- TEXTE SOURCE -
L’Individu 1 est en sursis
C’est désormais un fait incontournable: Donald Trump est directement impliqué en tant que complice dans deux délits criminels. Si on se fie à la réaction des membres de son parti, il en faudra beaucoup plus pour les convaincre de le déloger... mais ça ne fait que commencer.
Mercredi, l’ancien avocat de Donald Trump, Michael Cohen, a reçu une peine de prison de trois ans après avoir plaidé coupable à six chefs d’accusation, y compris d’avoir participé à un paiement de 130 000 $ pour acheter le silence de l’actrice porno Stormy Daniels sur sa liaison avec Donald Trump. Ce paiement a été effectué dans les derniers moments de la campagne électorale de 2016, dans le but explicite d’éviter la publication d’informations compromettantes, ce qui en fait une infraction à la loi électorale fédérale. Michael Cohen a plaidé coupable et son acte d’accusation mentionne qu’il a agi en étroite collaboration avec, et pour le bénéfice de, «Individu 1». Un autre paiement illégal semblable a été fait par la compagnie mère du tabloïd à potins National Inquirer, pour couvrir une autre liaison de Trump.
Donald Trump ne se donne même plus la peine de nier les faits, qui sont appuyés par des preuves matérielles solides. S’il n’était pas président, il aurait sans doute déjà été mis en accusation. S’agit-il d’infractions graves? Oui: des contributions excessives de plus d’un quart de million de dollars à une campagne électorale, c’est sérieux. Est-ce que cela veut dire que Donald Trump est cuit? Non. Il en faudra plus pour venir à bout d'un président adulé par une base électorale que les politiciens républicains ne peuvent se permettre de contrarier.
D’abord, même si rien n’empêche formellement le département de la Justice de déposer une mise en accusation contre le président devant les tribunaux, les conventions rendent cette option compliquée et il est fort probable que le niveau de l’offense et la solidité de la preuve sur ces deux accusations seulement ne sont pas jugées suffisantes pour inculper un président en exercice, même s’il semble que les procureurs de New York n’hésiteront pas à le faire une fois le mandat présidentiel passé.
De plus, la Constitution stipule qu’un président accusé de crimes ou de délits majeurs peut être sujet à un processus de désaveu (impeachment) et de destitution (removal). À la Chambre des représentants, qui agit comme jury de mise en accusation, une majorité simple suffit au désaveu et la majorité démocrate qui siègera dès janvier rend ce scénario très plausible. Il revient ensuite au Sénat de juger de la culpabilité du président et les deux tiers des votes sont nécessaires. Il faudrait donc qu’une vingtaine de sénateurs républicains soient prêts à déloger le président. Ça, c’est loin d’être fait.
Les républicains ne voient pas de crime
La réaction du doyen des républicains au Sénat, Orrin Hatch (Utah), en dit long sur le caractère éminemment politique de ce jugement. Il convient de rappeler que le Sénateur Hatch était aux premiers rangs des accusateurs de Bill Clinton en 1998, alors qu’il avait été désavoué par la Chambre des représentants pour avoir menti dans une déposition sous serment.

- CONSIGNES ÉCRITES -
**1.** Transcrivez fidèlement le passage du texte source qui va de « De plus, la » jusqu'à « loin d’être fait. » inclusivement.
**2.** Répondez brièvement à ces questions à partir du texte source :
(a) À quelle peine de prison Michael Cohen a-t-il été condamné ?
(b) Quelle proportion des votes est nécessaire au Sénat pour juger de la culpabilité du président ?
(c) En quelle année le sénateur Orrin Hatch figurait-il parmi les accusateurs de Bill Clinton ?
Les enregistrements ne jouent ici aucun rôle.

- ENREGISTREMENTS FOURNIS -
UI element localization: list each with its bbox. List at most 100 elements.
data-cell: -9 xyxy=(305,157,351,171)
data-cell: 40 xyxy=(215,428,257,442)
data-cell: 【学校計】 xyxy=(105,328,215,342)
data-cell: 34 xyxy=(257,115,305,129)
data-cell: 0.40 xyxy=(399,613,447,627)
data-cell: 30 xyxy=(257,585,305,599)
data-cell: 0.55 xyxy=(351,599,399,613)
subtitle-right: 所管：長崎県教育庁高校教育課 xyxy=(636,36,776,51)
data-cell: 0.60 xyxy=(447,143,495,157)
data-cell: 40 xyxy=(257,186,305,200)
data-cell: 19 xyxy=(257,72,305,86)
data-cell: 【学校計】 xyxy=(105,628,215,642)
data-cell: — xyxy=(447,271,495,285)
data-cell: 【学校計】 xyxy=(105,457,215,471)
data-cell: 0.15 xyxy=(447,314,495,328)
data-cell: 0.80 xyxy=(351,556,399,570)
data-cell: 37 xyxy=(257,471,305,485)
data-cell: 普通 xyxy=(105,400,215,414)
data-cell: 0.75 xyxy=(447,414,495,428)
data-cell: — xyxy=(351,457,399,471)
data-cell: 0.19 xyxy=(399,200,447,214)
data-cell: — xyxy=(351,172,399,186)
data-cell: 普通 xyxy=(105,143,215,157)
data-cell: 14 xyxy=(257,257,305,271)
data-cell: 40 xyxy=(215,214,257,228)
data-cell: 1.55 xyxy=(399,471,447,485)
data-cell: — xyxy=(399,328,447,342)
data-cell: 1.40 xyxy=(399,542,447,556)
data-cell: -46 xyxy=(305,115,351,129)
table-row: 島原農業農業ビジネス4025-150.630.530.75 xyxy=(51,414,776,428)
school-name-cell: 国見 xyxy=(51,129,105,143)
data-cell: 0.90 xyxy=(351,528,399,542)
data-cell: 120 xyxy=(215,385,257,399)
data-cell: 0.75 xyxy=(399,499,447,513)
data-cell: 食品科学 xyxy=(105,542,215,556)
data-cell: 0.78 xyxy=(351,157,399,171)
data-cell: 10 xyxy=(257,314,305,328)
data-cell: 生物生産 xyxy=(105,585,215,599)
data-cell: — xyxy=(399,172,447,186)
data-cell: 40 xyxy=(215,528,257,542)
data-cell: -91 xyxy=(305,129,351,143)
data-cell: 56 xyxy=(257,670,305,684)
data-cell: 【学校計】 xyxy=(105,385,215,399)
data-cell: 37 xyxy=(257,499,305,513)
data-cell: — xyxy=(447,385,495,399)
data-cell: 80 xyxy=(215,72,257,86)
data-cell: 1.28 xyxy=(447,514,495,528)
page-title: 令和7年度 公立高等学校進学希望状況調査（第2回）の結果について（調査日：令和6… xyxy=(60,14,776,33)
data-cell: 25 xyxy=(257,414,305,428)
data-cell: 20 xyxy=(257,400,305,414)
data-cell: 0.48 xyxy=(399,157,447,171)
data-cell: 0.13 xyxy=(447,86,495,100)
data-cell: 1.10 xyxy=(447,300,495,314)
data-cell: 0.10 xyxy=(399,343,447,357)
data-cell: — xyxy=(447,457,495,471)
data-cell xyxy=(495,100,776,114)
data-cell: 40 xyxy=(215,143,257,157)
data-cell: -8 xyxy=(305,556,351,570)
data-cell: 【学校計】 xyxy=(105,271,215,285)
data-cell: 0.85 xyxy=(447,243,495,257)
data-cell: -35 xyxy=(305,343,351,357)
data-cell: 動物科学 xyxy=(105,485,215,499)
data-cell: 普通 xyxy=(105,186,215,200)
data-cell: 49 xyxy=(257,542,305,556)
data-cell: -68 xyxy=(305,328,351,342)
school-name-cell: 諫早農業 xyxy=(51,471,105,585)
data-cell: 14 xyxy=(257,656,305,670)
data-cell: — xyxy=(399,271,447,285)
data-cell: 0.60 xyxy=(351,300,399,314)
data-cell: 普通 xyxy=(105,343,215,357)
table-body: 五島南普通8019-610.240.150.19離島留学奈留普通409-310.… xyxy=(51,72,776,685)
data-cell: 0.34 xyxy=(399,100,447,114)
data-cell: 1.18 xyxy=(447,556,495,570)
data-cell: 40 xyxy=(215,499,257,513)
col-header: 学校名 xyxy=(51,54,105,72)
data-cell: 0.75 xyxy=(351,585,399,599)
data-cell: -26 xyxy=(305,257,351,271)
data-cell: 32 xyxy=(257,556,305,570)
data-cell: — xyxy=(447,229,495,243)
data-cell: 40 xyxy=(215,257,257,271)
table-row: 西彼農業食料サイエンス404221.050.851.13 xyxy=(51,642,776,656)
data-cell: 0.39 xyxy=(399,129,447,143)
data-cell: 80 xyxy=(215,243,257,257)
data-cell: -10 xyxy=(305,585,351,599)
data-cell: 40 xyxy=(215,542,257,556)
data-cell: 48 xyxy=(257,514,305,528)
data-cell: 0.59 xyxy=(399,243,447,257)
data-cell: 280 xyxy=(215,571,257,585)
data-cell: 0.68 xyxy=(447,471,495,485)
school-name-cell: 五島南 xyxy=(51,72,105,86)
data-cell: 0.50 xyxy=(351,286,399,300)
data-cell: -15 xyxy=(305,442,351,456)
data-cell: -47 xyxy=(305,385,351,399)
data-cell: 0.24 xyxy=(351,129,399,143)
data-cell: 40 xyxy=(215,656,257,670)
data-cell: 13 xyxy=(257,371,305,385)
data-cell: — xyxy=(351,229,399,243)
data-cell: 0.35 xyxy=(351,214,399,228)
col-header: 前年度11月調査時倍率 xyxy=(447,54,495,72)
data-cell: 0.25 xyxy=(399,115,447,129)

==

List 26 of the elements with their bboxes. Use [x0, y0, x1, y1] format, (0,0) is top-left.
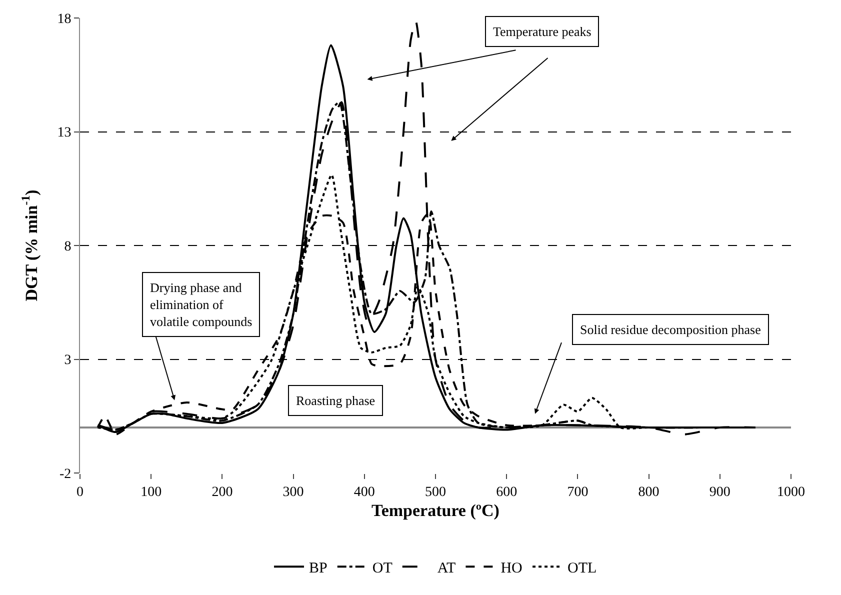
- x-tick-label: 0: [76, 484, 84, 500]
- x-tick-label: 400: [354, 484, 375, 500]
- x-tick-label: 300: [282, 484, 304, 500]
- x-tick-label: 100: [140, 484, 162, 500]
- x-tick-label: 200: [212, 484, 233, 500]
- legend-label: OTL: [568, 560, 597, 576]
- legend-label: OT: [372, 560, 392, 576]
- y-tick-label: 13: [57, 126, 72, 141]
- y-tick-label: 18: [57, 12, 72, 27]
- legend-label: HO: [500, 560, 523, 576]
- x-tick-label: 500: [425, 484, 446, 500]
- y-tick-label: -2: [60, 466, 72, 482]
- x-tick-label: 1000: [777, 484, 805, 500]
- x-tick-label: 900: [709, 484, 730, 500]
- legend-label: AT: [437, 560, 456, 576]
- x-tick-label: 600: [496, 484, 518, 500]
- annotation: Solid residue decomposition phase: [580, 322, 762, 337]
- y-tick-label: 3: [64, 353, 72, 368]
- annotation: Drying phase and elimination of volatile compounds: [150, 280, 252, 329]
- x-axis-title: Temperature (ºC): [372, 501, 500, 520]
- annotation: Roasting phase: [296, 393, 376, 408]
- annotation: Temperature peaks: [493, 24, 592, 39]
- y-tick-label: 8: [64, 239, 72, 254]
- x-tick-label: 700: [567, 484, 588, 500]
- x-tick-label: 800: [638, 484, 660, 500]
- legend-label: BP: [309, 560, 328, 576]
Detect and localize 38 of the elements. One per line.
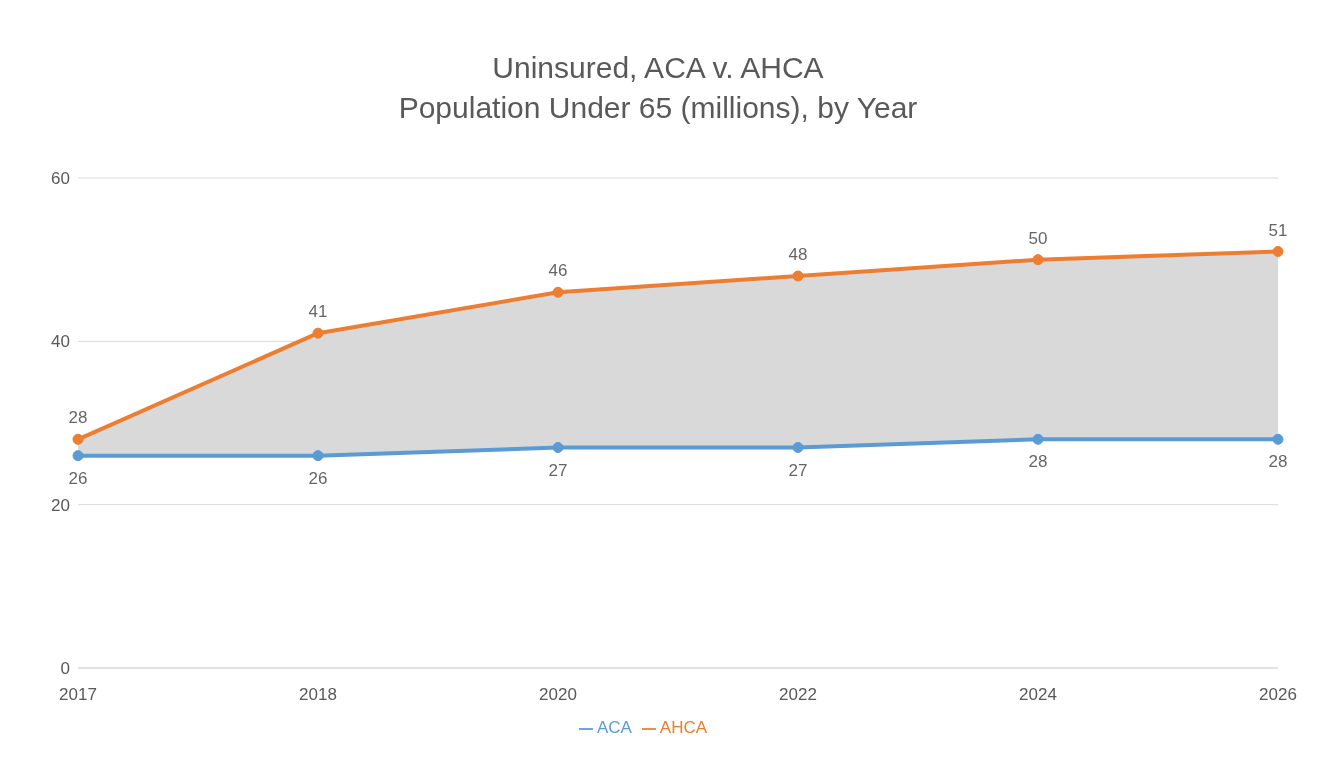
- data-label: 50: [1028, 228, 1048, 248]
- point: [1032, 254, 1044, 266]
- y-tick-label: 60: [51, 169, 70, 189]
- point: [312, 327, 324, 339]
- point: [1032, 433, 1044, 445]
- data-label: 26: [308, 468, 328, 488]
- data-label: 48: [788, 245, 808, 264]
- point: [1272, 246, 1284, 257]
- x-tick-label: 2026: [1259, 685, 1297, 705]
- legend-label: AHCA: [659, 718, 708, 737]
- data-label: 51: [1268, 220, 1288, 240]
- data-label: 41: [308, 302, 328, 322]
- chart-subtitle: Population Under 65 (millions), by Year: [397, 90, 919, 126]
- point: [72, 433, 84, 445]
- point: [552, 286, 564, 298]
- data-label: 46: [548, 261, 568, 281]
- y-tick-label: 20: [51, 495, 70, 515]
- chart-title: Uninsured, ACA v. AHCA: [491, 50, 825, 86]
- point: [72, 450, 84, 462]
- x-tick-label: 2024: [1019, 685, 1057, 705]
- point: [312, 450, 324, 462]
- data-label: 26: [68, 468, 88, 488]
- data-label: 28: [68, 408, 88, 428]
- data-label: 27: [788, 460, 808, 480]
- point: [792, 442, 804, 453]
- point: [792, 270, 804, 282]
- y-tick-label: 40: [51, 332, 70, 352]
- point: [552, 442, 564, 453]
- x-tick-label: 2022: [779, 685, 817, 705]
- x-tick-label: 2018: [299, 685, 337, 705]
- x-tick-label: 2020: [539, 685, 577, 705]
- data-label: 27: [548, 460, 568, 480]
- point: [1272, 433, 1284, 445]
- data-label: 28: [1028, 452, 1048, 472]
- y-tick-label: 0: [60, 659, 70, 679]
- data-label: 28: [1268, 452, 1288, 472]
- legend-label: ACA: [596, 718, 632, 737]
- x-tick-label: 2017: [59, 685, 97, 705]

- LES RÉPONSES -
**1.**
De plus, la Constitution stipule qu’un président accusé de crimes ou de délits majeurs peut être sujet à un processus de désaveu (impeachment) et de destitution (removal). À la Chambre des représentants, qui agit comme jury de mise en accusation, une majorité simple suffit au désaveu et la majorité démocrate qui siègera dès janvier rend ce scénario très plausible. Il revient ensuite au Sénat de juger de la culpabilité du président et les deux tiers des votes sont nécessaires. Il faudrait donc qu’une vingtaine de sénateurs républicains soient prêts à déloger le président. Ça, c’est loin d’être fait.

**2.**
(a) Trois ans de prison.
(b) Les deux tiers des votes.
(c) En 1998.